## Problem details
Copy all the entries below exactly, but not the pictures.

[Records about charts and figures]
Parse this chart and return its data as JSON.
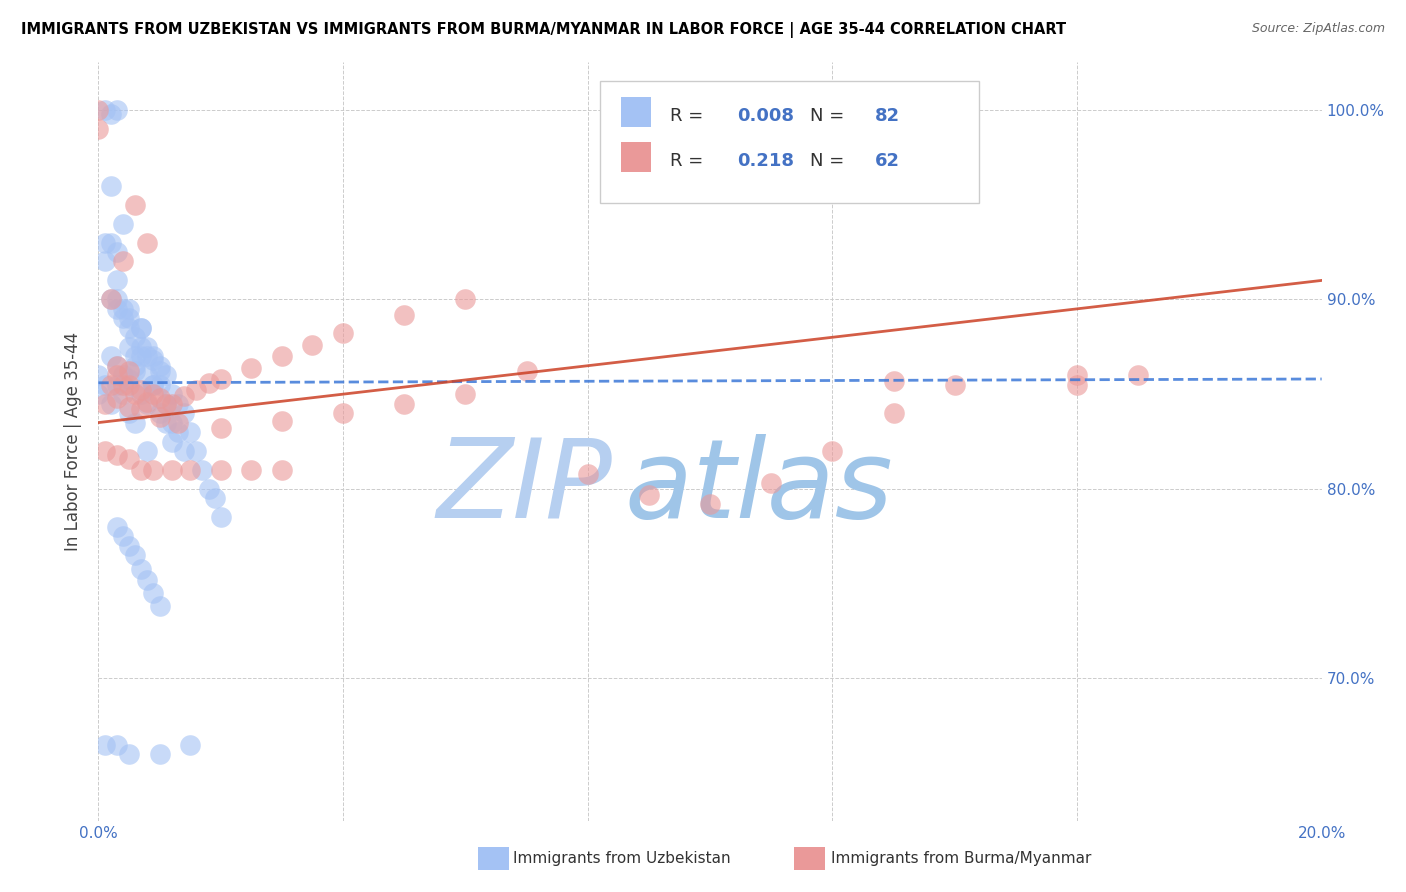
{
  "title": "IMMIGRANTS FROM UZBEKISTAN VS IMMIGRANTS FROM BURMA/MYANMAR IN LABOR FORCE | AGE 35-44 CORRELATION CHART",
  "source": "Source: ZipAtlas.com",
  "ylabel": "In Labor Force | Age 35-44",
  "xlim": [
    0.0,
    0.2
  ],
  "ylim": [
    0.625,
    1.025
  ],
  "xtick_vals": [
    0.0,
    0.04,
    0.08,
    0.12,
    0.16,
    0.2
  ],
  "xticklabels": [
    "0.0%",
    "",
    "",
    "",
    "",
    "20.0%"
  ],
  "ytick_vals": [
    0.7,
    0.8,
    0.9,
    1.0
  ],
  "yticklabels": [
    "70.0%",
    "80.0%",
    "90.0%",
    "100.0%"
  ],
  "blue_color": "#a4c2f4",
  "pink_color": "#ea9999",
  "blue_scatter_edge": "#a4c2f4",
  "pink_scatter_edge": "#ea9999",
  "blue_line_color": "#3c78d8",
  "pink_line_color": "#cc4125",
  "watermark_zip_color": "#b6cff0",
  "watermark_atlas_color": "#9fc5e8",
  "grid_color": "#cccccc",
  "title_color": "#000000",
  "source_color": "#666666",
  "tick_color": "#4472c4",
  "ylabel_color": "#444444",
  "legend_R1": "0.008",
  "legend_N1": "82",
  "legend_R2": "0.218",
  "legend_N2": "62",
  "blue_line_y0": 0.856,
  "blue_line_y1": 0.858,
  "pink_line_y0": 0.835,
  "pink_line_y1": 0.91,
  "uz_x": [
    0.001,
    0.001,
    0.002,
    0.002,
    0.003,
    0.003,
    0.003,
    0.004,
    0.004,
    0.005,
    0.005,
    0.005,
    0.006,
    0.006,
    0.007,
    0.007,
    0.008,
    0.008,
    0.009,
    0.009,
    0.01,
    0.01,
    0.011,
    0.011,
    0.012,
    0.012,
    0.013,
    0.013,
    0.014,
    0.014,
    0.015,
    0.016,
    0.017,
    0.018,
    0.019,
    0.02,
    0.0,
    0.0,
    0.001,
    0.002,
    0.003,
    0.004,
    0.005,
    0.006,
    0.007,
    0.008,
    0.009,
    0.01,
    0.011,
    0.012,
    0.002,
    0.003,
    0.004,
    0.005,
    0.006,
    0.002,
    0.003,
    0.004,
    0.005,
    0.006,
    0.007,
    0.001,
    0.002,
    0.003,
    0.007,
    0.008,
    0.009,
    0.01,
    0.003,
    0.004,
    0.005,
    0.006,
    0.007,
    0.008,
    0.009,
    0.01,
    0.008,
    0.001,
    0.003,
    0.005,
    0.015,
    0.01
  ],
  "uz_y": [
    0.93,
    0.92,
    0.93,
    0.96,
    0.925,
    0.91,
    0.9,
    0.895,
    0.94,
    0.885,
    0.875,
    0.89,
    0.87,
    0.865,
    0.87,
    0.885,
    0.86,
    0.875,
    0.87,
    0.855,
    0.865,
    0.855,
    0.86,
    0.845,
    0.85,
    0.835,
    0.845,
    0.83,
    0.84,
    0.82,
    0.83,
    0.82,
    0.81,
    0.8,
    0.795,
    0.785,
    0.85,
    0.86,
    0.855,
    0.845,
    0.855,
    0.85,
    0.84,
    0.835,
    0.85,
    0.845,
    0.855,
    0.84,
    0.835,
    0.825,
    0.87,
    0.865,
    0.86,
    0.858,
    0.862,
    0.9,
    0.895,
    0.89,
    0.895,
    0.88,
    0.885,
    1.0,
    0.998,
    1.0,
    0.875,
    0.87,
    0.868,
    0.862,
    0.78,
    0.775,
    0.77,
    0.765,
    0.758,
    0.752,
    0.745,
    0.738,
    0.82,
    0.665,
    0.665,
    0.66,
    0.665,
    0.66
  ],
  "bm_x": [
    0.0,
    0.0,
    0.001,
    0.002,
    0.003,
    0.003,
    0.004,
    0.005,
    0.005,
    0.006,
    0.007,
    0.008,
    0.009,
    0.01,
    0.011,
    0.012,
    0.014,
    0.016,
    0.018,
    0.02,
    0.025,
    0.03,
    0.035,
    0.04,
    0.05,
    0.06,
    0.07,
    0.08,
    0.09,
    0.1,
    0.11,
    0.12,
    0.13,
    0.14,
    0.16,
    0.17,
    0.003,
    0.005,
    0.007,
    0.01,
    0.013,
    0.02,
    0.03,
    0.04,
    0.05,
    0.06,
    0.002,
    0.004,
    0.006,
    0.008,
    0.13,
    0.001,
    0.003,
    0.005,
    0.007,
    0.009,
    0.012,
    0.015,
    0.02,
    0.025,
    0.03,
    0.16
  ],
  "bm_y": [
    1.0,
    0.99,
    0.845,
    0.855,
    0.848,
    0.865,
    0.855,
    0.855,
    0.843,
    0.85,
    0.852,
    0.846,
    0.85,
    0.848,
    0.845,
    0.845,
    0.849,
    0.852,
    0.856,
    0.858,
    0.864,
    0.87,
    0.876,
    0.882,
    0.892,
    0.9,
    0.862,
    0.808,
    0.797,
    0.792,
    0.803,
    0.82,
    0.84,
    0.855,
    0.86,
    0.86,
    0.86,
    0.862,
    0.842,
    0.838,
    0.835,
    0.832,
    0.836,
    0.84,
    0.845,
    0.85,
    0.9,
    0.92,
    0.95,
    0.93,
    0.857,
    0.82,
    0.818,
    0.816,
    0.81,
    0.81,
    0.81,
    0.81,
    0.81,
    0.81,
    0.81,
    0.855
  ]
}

## The result
Parse this chart and return its data as JSON.
{
  "title": "IMMIGRANTS FROM UZBEKISTAN VS IMMIGRANTS FROM BURMA/MYANMAR IN LABOR FORCE | AGE 35-44 CORRELATION CHART",
  "source": "Source: ZipAtlas.com",
  "ylabel": "In Labor Force | Age 35-44",
  "xlim": [
    0.0,
    0.2
  ],
  "ylim": [
    0.625,
    1.025
  ],
  "xtick_vals": [
    0.0,
    0.04,
    0.08,
    0.12,
    0.16,
    0.2
  ],
  "xticklabels": [
    "0.0%",
    "",
    "",
    "",
    "",
    "20.0%"
  ],
  "ytick_vals": [
    0.7,
    0.8,
    0.9,
    1.0
  ],
  "yticklabels": [
    "70.0%",
    "80.0%",
    "90.0%",
    "100.0%"
  ],
  "blue_color": "#a4c2f4",
  "pink_color": "#ea9999",
  "blue_scatter_edge": "#a4c2f4",
  "pink_scatter_edge": "#ea9999",
  "blue_line_color": "#3c78d8",
  "pink_line_color": "#cc4125",
  "watermark_zip_color": "#b6cff0",
  "watermark_atlas_color": "#9fc5e8",
  "grid_color": "#cccccc",
  "title_color": "#000000",
  "source_color": "#666666",
  "tick_color": "#4472c4",
  "ylabel_color": "#444444",
  "legend_R1": "0.008",
  "legend_N1": "82",
  "legend_R2": "0.218",
  "legend_N2": "62",
  "blue_line_y0": 0.856,
  "blue_line_y1": 0.858,
  "pink_line_y0": 0.835,
  "pink_line_y1": 0.91,
  "uz_x": [
    0.001,
    0.001,
    0.002,
    0.002,
    0.003,
    0.003,
    0.003,
    0.004,
    0.004,
    0.005,
    0.005,
    0.005,
    0.006,
    0.006,
    0.007,
    0.007,
    0.008,
    0.008,
    0.009,
    0.009,
    0.01,
    0.01,
    0.011,
    0.011,
    0.012,
    0.012,
    0.013,
    0.013,
    0.014,
    0.014,
    0.015,
    0.016,
    0.017,
    0.018,
    0.019,
    0.02,
    0.0,
    0.0,
    0.001,
    0.002,
    0.003,
    0.004,
    0.005,
    0.006,
    0.007,
    0.008,
    0.009,
    0.01,
    0.011,
    0.012,
    0.002,
    0.003,
    0.004,
    0.005,
    0.006,
    0.002,
    0.003,
    0.004,
    0.005,
    0.006,
    0.007,
    0.001,
    0.002,
    0.003,
    0.007,
    0.008,
    0.009,
    0.01,
    0.003,
    0.004,
    0.005,
    0.006,
    0.007,
    0.008,
    0.009,
    0.01,
    0.008,
    0.001,
    0.003,
    0.005,
    0.015,
    0.01
  ],
  "uz_y": [
    0.93,
    0.92,
    0.93,
    0.96,
    0.925,
    0.91,
    0.9,
    0.895,
    0.94,
    0.885,
    0.875,
    0.89,
    0.87,
    0.865,
    0.87,
    0.885,
    0.86,
    0.875,
    0.87,
    0.855,
    0.865,
    0.855,
    0.86,
    0.845,
    0.85,
    0.835,
    0.845,
    0.83,
    0.84,
    0.82,
    0.83,
    0.82,
    0.81,
    0.8,
    0.795,
    0.785,
    0.85,
    0.86,
    0.855,
    0.845,
    0.855,
    0.85,
    0.84,
    0.835,
    0.85,
    0.845,
    0.855,
    0.84,
    0.835,
    0.825,
    0.87,
    0.865,
    0.86,
    0.858,
    0.862,
    0.9,
    0.895,
    0.89,
    0.895,
    0.88,
    0.885,
    1.0,
    0.998,
    1.0,
    0.875,
    0.87,
    0.868,
    0.862,
    0.78,
    0.775,
    0.77,
    0.765,
    0.758,
    0.752,
    0.745,
    0.738,
    0.82,
    0.665,
    0.665,
    0.66,
    0.665,
    0.66
  ],
  "bm_x": [
    0.0,
    0.0,
    0.001,
    0.002,
    0.003,
    0.003,
    0.004,
    0.005,
    0.005,
    0.006,
    0.007,
    0.008,
    0.009,
    0.01,
    0.011,
    0.012,
    0.014,
    0.016,
    0.018,
    0.02,
    0.025,
    0.03,
    0.035,
    0.04,
    0.05,
    0.06,
    0.07,
    0.08,
    0.09,
    0.1,
    0.11,
    0.12,
    0.13,
    0.14,
    0.16,
    0.17,
    0.003,
    0.005,
    0.007,
    0.01,
    0.013,
    0.02,
    0.03,
    0.04,
    0.05,
    0.06,
    0.002,
    0.004,
    0.006,
    0.008,
    0.13,
    0.001,
    0.003,
    0.005,
    0.007,
    0.009,
    0.012,
    0.015,
    0.02,
    0.025,
    0.03,
    0.16
  ],
  "bm_y": [
    1.0,
    0.99,
    0.845,
    0.855,
    0.848,
    0.865,
    0.855,
    0.855,
    0.843,
    0.85,
    0.852,
    0.846,
    0.85,
    0.848,
    0.845,
    0.845,
    0.849,
    0.852,
    0.856,
    0.858,
    0.864,
    0.87,
    0.876,
    0.882,
    0.892,
    0.9,
    0.862,
    0.808,
    0.797,
    0.792,
    0.803,
    0.82,
    0.84,
    0.855,
    0.86,
    0.86,
    0.86,
    0.862,
    0.842,
    0.838,
    0.835,
    0.832,
    0.836,
    0.84,
    0.845,
    0.85,
    0.9,
    0.92,
    0.95,
    0.93,
    0.857,
    0.82,
    0.818,
    0.816,
    0.81,
    0.81,
    0.81,
    0.81,
    0.81,
    0.81,
    0.81,
    0.855
  ]
}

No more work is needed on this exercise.